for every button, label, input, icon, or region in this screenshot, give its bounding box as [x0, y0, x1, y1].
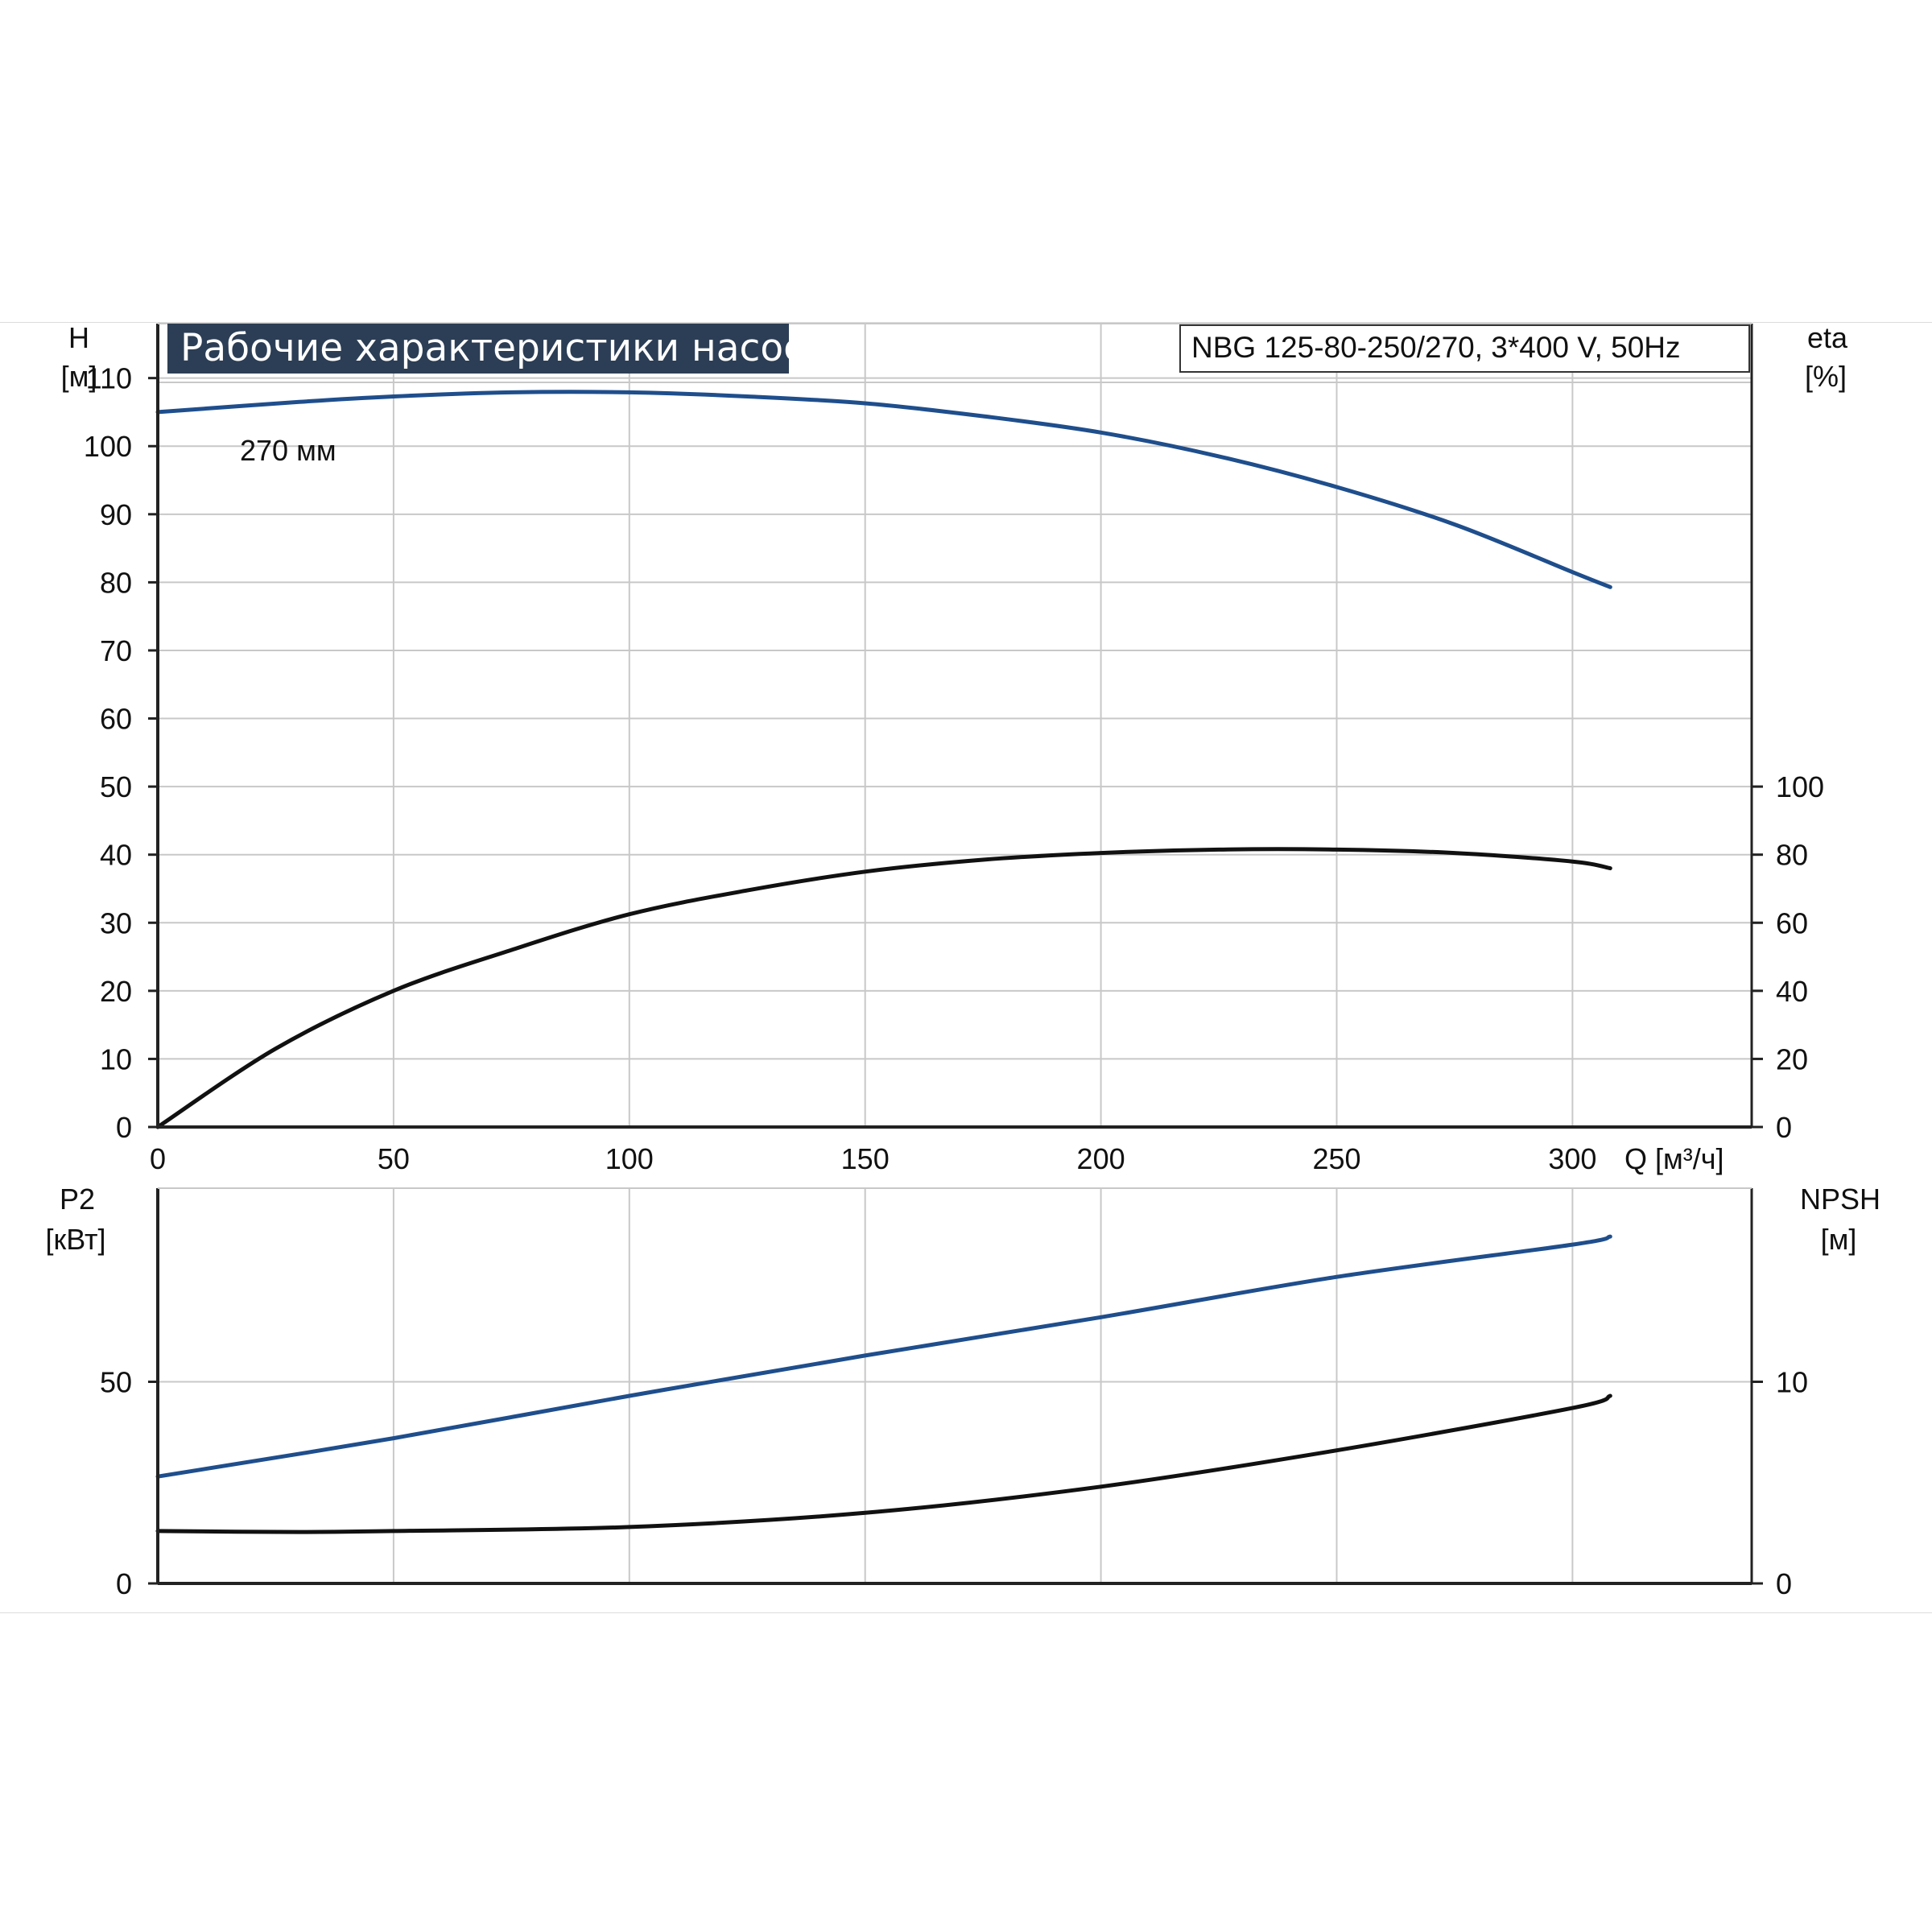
x-tick-label: 300	[1548, 1142, 1596, 1175]
top-left-axis-label-line1: H	[68, 321, 89, 354]
right-tick-label: 60	[1776, 906, 1808, 939]
x-tick-label: 50	[378, 1142, 410, 1175]
model-label: NBG 125-80-250/270, 3*400 V, 50Hz	[1191, 331, 1681, 364]
x-tick-label: 250	[1312, 1142, 1360, 1175]
model-box	[1179, 324, 1750, 373]
left-tick-label: 100	[84, 430, 132, 463]
right-tick-label: 80	[1776, 839, 1808, 872]
bottom-series-0-line	[155, 1234, 1612, 1479]
series-layer	[155, 390, 1612, 1534]
left-tick-label: 50	[100, 1365, 132, 1398]
x-tick-label: 200	[1077, 1142, 1125, 1175]
left-tick-label: 80	[100, 566, 132, 599]
grid-layer	[157, 324, 1752, 1584]
top-left-axis-label-line2: [м]	[61, 360, 97, 393]
impeller-diameter-label: 270 мм	[240, 434, 336, 467]
left-tick-label: 10	[100, 1042, 132, 1075]
right-tick-label: 0	[1776, 1567, 1792, 1600]
chart-frame	[0, 322, 1932, 1613]
right-tick-label: 100	[1776, 770, 1824, 803]
bottom-right-axis-label-line1: NPSH	[1800, 1183, 1880, 1216]
left-tick-label: 40	[100, 839, 132, 872]
left-tick-label: 60	[100, 703, 132, 736]
left-tick-label: 30	[100, 906, 132, 939]
bottom-left-axis-label-line1: P2	[60, 1183, 95, 1216]
top-right-axis-label-line2: [%]	[1805, 360, 1847, 393]
x-tick-label: 150	[841, 1142, 890, 1175]
left-tick-label: 0	[116, 1111, 132, 1144]
left-tick-label: 0	[116, 1567, 132, 1600]
left-tick-label: 50	[100, 770, 132, 803]
bottom-series-1-line	[155, 1393, 1612, 1534]
top-series-1-line	[155, 847, 1612, 1129]
left-tick-label: 90	[100, 498, 132, 531]
right-tick-label: 40	[1776, 975, 1808, 1008]
top-right-axis-label-line1: eta	[1807, 321, 1848, 354]
left-tick-label: 20	[100, 975, 132, 1008]
bottom-right-axis-label-line2: [м]	[1821, 1223, 1857, 1256]
x-tick-label: 0	[150, 1142, 166, 1175]
title-background	[167, 324, 789, 374]
x-tick-label: 100	[605, 1142, 654, 1175]
chart-title: Рабочие характеристики насоса	[180, 326, 828, 370]
right-tick-label: 10	[1776, 1365, 1808, 1398]
left-tick-label: 110	[86, 362, 132, 395]
left-tick-label: 70	[100, 634, 132, 667]
x-axis-label: Q [м³/ч]	[1624, 1142, 1724, 1175]
right-tick-label: 20	[1776, 1042, 1808, 1075]
top-series-0-line	[155, 390, 1612, 589]
bottom-left-axis-label-line2: [кВт]	[45, 1223, 105, 1256]
right-tick-label: 0	[1776, 1111, 1792, 1144]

> _PROBLEM_: Could you repeat the lines above with every "x-tick-label" swapped for "x-axis-tick" and nothing else altered, leaving out the picture?

> _RESULT FOR THIS EXERCISE_:
for every button, label, input, icon, or region in this screenshot, give its bounding box as [x0, y0, x1, y1].
x-axis-tick: 300	[1548, 1142, 1596, 1175]
top-left-axis-label-line1: H	[68, 321, 89, 354]
right-tick-label: 60	[1776, 906, 1808, 939]
x-axis-tick: 50	[378, 1142, 410, 1175]
model-label: NBG 125-80-250/270, 3*400 V, 50Hz	[1191, 331, 1681, 364]
x-axis-tick: 250	[1312, 1142, 1360, 1175]
model-box	[1179, 324, 1750, 373]
left-tick-label: 100	[84, 430, 132, 463]
right-tick-label: 80	[1776, 839, 1808, 872]
bottom-series-0-line	[155, 1234, 1612, 1479]
series-layer	[155, 390, 1612, 1534]
left-tick-label: 50	[100, 1365, 132, 1398]
x-axis-tick: 200	[1077, 1142, 1125, 1175]
left-tick-label: 80	[100, 566, 132, 599]
grid-layer	[157, 324, 1752, 1584]
top-left-axis-label-line2: [м]	[61, 360, 97, 393]
impeller-diameter-label: 270 мм	[240, 434, 336, 467]
left-tick-label: 10	[100, 1042, 132, 1075]
right-tick-label: 0	[1776, 1567, 1792, 1600]
chart-frame	[0, 322, 1932, 1613]
right-tick-label: 100	[1776, 770, 1824, 803]
bottom-right-axis-label-line1: NPSH	[1800, 1183, 1880, 1216]
left-tick-label: 40	[100, 839, 132, 872]
left-tick-label: 60	[100, 703, 132, 736]
left-tick-label: 30	[100, 906, 132, 939]
bottom-left-axis-label-line1: P2	[60, 1183, 95, 1216]
top-right-axis-label-line2: [%]	[1805, 360, 1847, 393]
x-axis-tick: 150	[841, 1142, 890, 1175]
left-tick-label: 0	[116, 1111, 132, 1144]
left-tick-label: 0	[116, 1567, 132, 1600]
left-tick-label: 50	[100, 770, 132, 803]
bottom-series-1-line	[155, 1393, 1612, 1534]
top-series-1-line	[155, 847, 1612, 1129]
left-tick-label: 90	[100, 498, 132, 531]
right-tick-label: 40	[1776, 975, 1808, 1008]
top-right-axis-label-line1: eta	[1807, 321, 1848, 354]
left-tick-label: 20	[100, 975, 132, 1008]
bottom-right-axis-label-line2: [м]	[1821, 1223, 1857, 1256]
x-axis-tick: 0	[150, 1142, 166, 1175]
title-background	[167, 324, 789, 374]
x-axis-tick: 100	[605, 1142, 654, 1175]
chart-title: Рабочие характеристики насоса	[180, 326, 828, 370]
right-tick-label: 10	[1776, 1365, 1808, 1398]
left-tick-label: 110	[86, 362, 132, 395]
left-tick-label: 70	[100, 634, 132, 667]
x-axis-label: Q [м³/ч]	[1624, 1142, 1724, 1175]
right-tick-label: 20	[1776, 1042, 1808, 1075]
top-series-0-line	[155, 390, 1612, 589]
bottom-left-axis-label-line2: [кВт]	[45, 1223, 105, 1256]
right-tick-label: 0	[1776, 1111, 1792, 1144]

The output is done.